Excerpt from a dataset:
----

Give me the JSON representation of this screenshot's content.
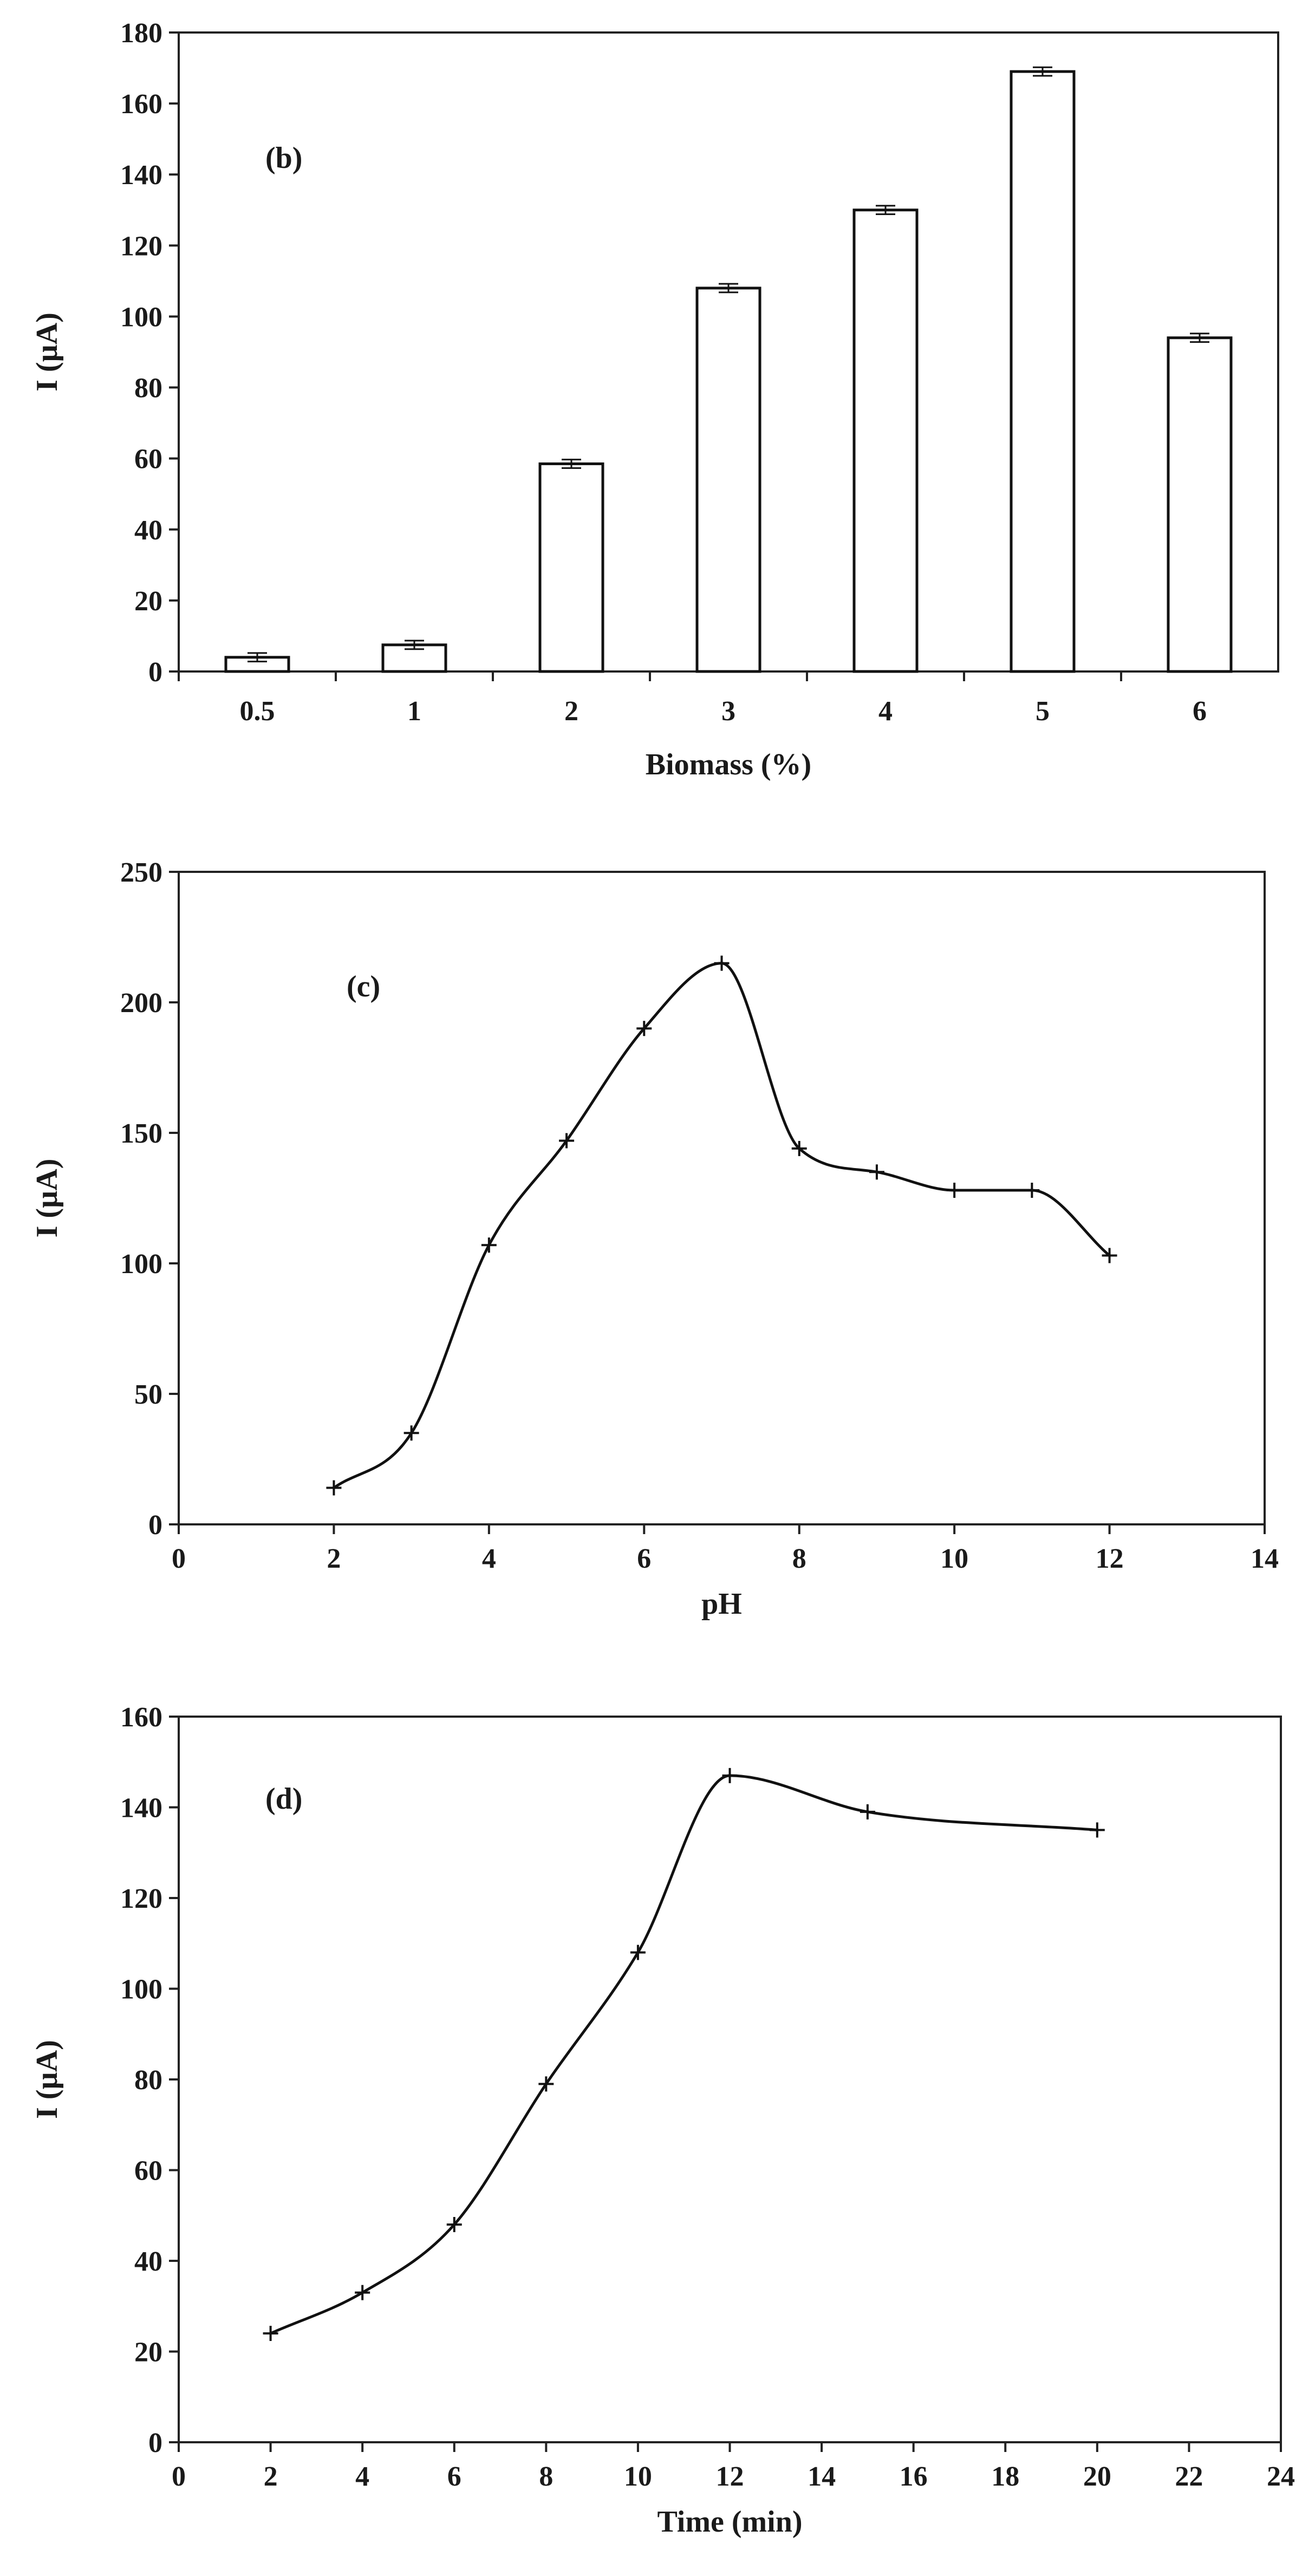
{
  "chart_data": [
    {
      "type": "bar",
      "panel_label": "(b)",
      "categories": [
        "0.5",
        "1",
        "2",
        "3",
        "4",
        "5",
        "6"
      ],
      "values": [
        4,
        7.5,
        58.5,
        108,
        130,
        169,
        94
      ],
      "errors": [
        1.2,
        1.2,
        1.2,
        1.2,
        1.2,
        1.2,
        1.2
      ],
      "xlabel": "Biomass (%)",
      "ylabel": "I (µA)",
      "ylim": [
        0,
        180
      ],
      "yticks": [
        0,
        20,
        40,
        60,
        80,
        100,
        120,
        140,
        160,
        180
      ],
      "grid": false
    },
    {
      "type": "line",
      "panel_label": "(c)",
      "x": [
        2,
        3,
        4,
        5,
        6,
        7,
        8,
        9,
        10,
        11,
        12
      ],
      "y": [
        14,
        35,
        107,
        147,
        190,
        215,
        144,
        135,
        128,
        128,
        103
      ],
      "xlabel": "pH",
      "ylabel": "I (µA)",
      "xlim": [
        0,
        14
      ],
      "ylim": [
        0,
        250
      ],
      "xticks": [
        0,
        2,
        4,
        6,
        8,
        10,
        12,
        14
      ],
      "yticks": [
        0,
        50,
        100,
        150,
        200,
        250
      ],
      "grid": false
    },
    {
      "type": "line",
      "panel_label": "(d)",
      "x": [
        2,
        4,
        6,
        8,
        10,
        12,
        15,
        20
      ],
      "y": [
        24,
        33,
        48,
        79,
        108,
        147,
        139,
        135
      ],
      "xlabel": "Time (min)",
      "ylabel": "I (µA)",
      "xlim": [
        0,
        24
      ],
      "ylim": [
        0,
        160
      ],
      "xticks": [
        0,
        2,
        4,
        6,
        8,
        10,
        12,
        14,
        16,
        18,
        20,
        22,
        24
      ],
      "yticks": [
        0,
        20,
        40,
        60,
        80,
        100,
        120,
        140,
        160
      ],
      "grid": false
    }
  ]
}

----

Problem: Reproduce every line of the material precisely, omitting its pictures.

Result for this exercise:
Give me the JSON representation of this screenshot's content.
{
  "chart_data": [
    {
      "type": "bar",
      "panel_label": "(b)",
      "categories": [
        "0.5",
        "1",
        "2",
        "3",
        "4",
        "5",
        "6"
      ],
      "values": [
        4,
        7.5,
        58.5,
        108,
        130,
        169,
        94
      ],
      "errors": [
        1.2,
        1.2,
        1.2,
        1.2,
        1.2,
        1.2,
        1.2
      ],
      "xlabel": "Biomass (%)",
      "ylabel": "I (µA)",
      "ylim": [
        0,
        180
      ],
      "yticks": [
        0,
        20,
        40,
        60,
        80,
        100,
        120,
        140,
        160,
        180
      ],
      "grid": false
    },
    {
      "type": "line",
      "panel_label": "(c)",
      "x": [
        2,
        3,
        4,
        5,
        6,
        7,
        8,
        9,
        10,
        11,
        12
      ],
      "y": [
        14,
        35,
        107,
        147,
        190,
        215,
        144,
        135,
        128,
        128,
        103
      ],
      "xlabel": "pH",
      "ylabel": "I (µA)",
      "xlim": [
        0,
        14
      ],
      "ylim": [
        0,
        250
      ],
      "xticks": [
        0,
        2,
        4,
        6,
        8,
        10,
        12,
        14
      ],
      "yticks": [
        0,
        50,
        100,
        150,
        200,
        250
      ],
      "grid": false
    },
    {
      "type": "line",
      "panel_label": "(d)",
      "x": [
        2,
        4,
        6,
        8,
        10,
        12,
        15,
        20
      ],
      "y": [
        24,
        33,
        48,
        79,
        108,
        147,
        139,
        135
      ],
      "xlabel": "Time (min)",
      "ylabel": "I (µA)",
      "xlim": [
        0,
        24
      ],
      "ylim": [
        0,
        160
      ],
      "xticks": [
        0,
        2,
        4,
        6,
        8,
        10,
        12,
        14,
        16,
        18,
        20,
        22,
        24
      ],
      "yticks": [
        0,
        20,
        40,
        60,
        80,
        100,
        120,
        140,
        160
      ],
      "grid": false
    }
  ]
}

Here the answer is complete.